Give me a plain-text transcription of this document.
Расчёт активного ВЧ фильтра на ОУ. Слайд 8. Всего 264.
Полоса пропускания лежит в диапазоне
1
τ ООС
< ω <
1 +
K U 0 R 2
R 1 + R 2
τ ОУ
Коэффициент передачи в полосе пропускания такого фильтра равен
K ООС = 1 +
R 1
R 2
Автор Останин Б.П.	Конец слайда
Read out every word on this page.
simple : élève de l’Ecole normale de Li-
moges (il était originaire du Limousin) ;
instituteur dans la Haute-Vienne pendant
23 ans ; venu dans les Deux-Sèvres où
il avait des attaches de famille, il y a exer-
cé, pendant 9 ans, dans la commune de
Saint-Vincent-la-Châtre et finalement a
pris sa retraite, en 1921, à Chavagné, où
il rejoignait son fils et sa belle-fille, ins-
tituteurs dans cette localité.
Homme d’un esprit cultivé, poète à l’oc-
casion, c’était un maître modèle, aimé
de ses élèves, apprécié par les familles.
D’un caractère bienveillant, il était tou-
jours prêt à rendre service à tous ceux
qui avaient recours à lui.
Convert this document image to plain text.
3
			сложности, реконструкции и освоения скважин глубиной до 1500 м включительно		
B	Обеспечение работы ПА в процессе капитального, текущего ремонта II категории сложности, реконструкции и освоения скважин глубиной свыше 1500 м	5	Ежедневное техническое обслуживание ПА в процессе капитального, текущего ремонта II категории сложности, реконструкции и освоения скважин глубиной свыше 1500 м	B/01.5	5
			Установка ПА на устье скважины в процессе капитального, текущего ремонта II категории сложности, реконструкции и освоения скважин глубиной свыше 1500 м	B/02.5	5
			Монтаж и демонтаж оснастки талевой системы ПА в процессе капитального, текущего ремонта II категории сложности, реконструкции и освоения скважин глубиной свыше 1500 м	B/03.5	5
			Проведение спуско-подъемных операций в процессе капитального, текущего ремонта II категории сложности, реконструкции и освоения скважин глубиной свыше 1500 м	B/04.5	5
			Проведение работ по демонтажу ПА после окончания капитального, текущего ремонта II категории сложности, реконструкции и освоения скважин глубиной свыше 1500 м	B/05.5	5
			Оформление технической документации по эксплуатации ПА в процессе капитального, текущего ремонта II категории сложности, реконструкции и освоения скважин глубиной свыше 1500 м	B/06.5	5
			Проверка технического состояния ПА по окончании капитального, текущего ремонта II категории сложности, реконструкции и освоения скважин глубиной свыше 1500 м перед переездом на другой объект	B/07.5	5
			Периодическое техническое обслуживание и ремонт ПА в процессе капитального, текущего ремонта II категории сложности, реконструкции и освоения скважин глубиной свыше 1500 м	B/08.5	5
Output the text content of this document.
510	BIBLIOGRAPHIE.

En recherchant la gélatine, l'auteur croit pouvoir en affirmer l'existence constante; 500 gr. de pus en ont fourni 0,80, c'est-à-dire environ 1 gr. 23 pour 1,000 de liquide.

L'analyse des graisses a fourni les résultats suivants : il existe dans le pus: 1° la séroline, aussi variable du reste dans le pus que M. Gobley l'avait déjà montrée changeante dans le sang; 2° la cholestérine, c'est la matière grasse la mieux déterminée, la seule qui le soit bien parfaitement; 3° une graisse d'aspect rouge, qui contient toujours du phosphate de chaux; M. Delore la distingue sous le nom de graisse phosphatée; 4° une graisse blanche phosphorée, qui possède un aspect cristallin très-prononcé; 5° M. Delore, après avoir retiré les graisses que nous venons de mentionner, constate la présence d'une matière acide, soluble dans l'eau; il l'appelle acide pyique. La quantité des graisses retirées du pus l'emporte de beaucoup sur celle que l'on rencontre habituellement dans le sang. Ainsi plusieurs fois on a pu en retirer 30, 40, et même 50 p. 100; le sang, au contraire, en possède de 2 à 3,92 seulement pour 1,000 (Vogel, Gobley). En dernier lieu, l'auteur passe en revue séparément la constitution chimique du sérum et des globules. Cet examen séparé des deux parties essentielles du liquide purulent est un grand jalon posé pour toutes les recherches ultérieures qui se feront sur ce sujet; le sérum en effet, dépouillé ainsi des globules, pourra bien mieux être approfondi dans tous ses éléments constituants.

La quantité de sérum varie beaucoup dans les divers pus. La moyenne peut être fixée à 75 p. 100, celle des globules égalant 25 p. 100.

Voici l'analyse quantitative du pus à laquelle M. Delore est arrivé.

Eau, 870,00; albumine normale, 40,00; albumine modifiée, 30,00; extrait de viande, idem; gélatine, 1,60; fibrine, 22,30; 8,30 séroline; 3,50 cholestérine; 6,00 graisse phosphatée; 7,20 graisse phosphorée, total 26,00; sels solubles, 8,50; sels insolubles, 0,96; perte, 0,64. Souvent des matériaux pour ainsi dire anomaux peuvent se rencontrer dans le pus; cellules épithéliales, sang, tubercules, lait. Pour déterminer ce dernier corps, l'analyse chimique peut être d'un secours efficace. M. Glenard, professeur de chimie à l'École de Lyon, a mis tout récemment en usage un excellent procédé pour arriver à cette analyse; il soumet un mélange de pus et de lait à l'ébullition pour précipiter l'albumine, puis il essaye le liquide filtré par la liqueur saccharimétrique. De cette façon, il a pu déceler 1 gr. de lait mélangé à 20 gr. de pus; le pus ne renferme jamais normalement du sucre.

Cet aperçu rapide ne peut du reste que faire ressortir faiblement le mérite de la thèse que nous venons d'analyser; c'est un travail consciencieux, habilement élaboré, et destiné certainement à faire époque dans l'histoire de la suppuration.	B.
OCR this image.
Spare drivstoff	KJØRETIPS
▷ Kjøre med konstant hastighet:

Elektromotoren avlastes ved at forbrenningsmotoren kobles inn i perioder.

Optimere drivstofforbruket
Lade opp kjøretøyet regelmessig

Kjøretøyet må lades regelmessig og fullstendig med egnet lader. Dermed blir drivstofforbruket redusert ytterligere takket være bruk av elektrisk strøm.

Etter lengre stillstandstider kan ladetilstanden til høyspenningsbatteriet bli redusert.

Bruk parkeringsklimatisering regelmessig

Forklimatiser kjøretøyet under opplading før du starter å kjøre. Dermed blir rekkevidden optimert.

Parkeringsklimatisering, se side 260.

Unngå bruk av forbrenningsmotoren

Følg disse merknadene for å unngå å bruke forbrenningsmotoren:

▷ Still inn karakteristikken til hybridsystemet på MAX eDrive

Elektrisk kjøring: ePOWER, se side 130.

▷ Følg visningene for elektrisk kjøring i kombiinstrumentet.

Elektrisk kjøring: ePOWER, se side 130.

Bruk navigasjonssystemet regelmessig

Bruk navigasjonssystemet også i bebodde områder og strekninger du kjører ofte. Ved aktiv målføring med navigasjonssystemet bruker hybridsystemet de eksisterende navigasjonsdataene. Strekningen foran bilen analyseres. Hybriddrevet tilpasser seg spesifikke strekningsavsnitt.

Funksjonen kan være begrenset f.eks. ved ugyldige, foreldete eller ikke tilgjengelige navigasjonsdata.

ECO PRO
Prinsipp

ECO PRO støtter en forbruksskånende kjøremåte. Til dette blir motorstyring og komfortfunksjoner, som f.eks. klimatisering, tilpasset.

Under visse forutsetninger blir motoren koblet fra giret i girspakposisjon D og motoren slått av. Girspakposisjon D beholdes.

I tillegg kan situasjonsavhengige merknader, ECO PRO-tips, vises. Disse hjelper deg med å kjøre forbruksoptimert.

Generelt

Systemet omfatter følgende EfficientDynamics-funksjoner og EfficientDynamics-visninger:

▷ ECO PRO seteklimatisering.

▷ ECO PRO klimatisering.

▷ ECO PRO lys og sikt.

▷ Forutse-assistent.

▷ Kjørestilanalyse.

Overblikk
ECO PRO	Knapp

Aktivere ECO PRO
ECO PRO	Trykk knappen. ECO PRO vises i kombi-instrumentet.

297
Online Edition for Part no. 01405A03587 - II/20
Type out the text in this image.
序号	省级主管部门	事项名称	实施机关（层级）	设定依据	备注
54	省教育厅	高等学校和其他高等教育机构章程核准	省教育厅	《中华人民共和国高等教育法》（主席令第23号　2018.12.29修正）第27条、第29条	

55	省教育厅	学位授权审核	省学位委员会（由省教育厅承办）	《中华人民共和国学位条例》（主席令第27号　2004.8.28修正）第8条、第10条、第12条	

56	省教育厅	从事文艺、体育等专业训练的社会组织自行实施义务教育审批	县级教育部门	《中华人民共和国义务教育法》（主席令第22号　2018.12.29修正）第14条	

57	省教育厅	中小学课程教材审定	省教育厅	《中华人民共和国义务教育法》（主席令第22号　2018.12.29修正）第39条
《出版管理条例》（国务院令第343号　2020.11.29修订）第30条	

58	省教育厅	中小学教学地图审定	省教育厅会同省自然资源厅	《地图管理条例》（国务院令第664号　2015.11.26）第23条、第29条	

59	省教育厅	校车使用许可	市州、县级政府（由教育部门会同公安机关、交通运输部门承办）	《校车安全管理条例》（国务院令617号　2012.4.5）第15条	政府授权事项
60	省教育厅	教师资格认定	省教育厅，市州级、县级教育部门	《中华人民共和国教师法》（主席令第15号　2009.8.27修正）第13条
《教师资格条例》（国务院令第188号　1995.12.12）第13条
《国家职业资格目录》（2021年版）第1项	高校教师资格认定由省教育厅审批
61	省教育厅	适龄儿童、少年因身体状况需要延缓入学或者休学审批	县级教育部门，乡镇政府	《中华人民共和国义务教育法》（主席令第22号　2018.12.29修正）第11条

::::::

Problem statement: Gather and copy every line of the data in which the string "plain" is found.

Written solution:
Give me a plain-text transcription of this document.
Convert this document image to plain text.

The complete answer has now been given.